** PROVIDED MATERIAL **

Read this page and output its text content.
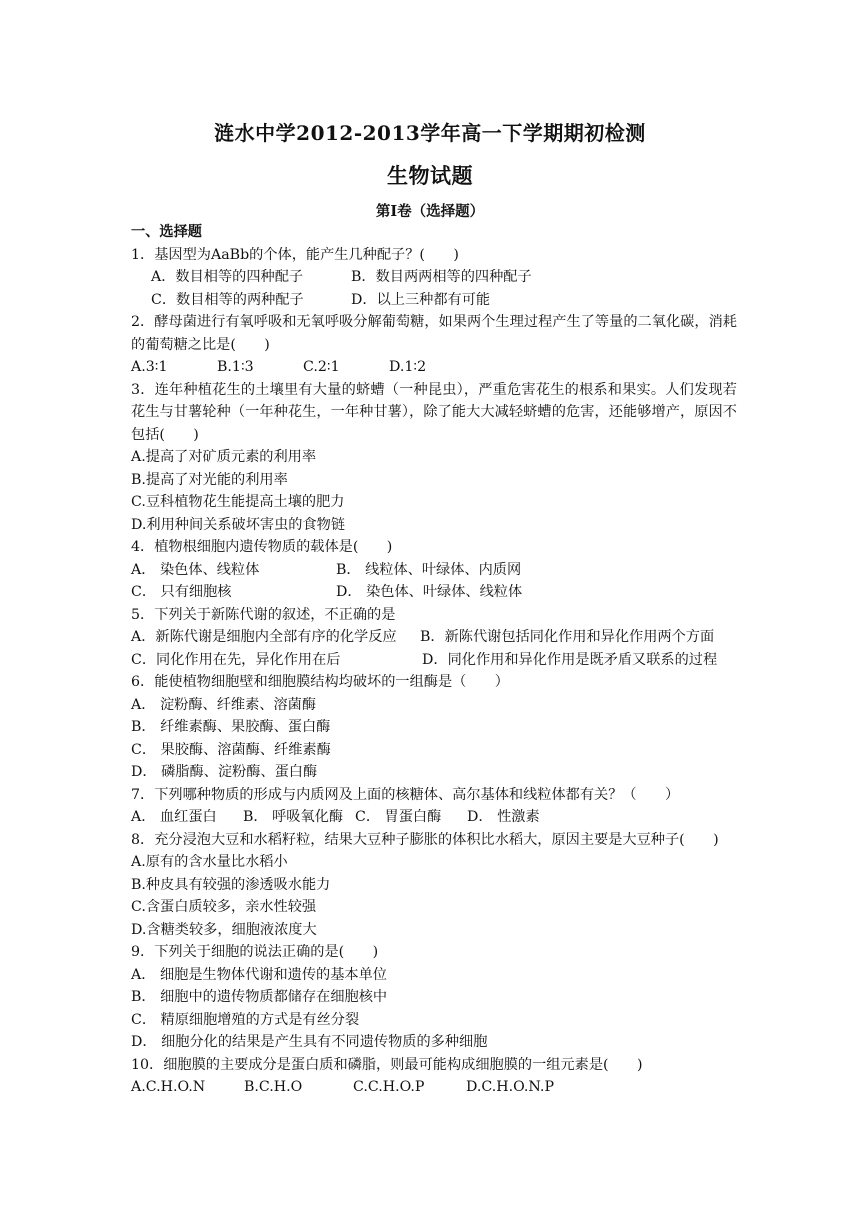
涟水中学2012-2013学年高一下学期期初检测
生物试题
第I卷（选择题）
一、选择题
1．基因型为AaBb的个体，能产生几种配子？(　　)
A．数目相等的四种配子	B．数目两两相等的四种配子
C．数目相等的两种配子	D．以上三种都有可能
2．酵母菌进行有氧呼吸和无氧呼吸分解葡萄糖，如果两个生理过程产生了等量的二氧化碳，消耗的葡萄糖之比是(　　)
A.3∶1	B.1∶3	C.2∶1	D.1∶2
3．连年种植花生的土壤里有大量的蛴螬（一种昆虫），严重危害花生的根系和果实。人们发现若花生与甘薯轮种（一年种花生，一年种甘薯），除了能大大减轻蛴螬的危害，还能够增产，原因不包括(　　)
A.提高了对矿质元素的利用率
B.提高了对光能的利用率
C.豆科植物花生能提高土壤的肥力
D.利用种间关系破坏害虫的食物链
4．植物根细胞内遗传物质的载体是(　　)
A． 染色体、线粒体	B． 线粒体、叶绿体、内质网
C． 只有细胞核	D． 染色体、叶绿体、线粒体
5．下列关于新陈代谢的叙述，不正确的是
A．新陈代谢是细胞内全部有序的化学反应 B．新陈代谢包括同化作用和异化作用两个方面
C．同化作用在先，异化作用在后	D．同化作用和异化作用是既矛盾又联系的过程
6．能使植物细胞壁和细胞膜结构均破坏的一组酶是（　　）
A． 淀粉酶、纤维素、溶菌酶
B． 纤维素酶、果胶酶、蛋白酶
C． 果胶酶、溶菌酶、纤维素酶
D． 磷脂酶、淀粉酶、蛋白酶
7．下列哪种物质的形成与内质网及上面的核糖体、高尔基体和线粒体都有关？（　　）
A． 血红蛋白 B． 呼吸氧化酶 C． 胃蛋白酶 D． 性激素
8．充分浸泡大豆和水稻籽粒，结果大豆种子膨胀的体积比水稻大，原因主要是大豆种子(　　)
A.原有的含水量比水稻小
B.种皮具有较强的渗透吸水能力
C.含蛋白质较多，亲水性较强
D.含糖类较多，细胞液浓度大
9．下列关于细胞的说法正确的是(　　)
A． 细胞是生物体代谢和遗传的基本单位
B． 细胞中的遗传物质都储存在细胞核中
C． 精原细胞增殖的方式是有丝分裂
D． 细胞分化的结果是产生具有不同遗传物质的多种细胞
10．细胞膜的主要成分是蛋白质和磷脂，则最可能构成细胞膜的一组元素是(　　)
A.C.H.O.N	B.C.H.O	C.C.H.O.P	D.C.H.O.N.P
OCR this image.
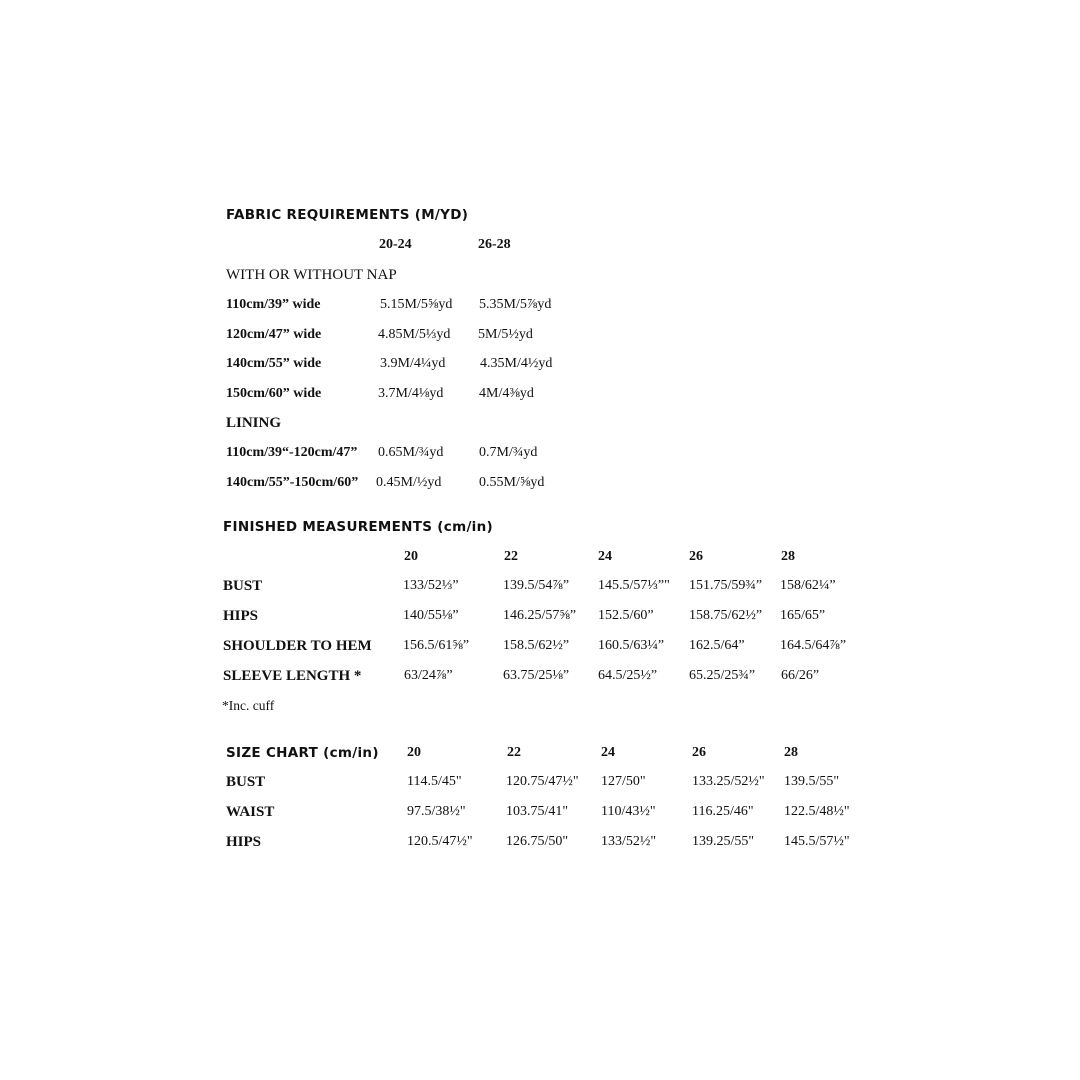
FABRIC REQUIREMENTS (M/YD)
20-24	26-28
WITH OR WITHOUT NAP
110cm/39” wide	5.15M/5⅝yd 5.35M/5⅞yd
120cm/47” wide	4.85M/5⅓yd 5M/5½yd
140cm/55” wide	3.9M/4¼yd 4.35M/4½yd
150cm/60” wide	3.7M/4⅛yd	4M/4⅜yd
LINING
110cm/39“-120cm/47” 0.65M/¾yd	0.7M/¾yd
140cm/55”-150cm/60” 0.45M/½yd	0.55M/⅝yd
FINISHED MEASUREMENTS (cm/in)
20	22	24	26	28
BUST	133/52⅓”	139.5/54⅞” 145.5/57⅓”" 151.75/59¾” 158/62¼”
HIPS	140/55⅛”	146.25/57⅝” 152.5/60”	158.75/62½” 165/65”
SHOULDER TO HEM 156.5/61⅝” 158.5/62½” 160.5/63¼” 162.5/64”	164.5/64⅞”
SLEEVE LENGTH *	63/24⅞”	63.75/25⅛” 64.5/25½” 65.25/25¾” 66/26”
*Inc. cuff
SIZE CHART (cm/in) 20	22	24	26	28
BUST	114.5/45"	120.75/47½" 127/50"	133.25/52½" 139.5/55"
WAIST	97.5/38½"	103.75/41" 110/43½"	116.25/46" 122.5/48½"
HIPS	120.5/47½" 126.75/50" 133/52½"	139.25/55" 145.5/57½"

** EXERCISE PROMPT **
Reproduce every line from the entries that holds the word "wide".

** OUTPUT **
110cm/39” wide	5.15M/5⅝yd 5.35M/5⅞yd
120cm/47” wide	4.85M/5⅓yd 5M/5½yd
140cm/55” wide	3.9M/4¼yd 4.35M/4½yd
150cm/60” wide	3.7M/4⅛yd	4M/4⅜yd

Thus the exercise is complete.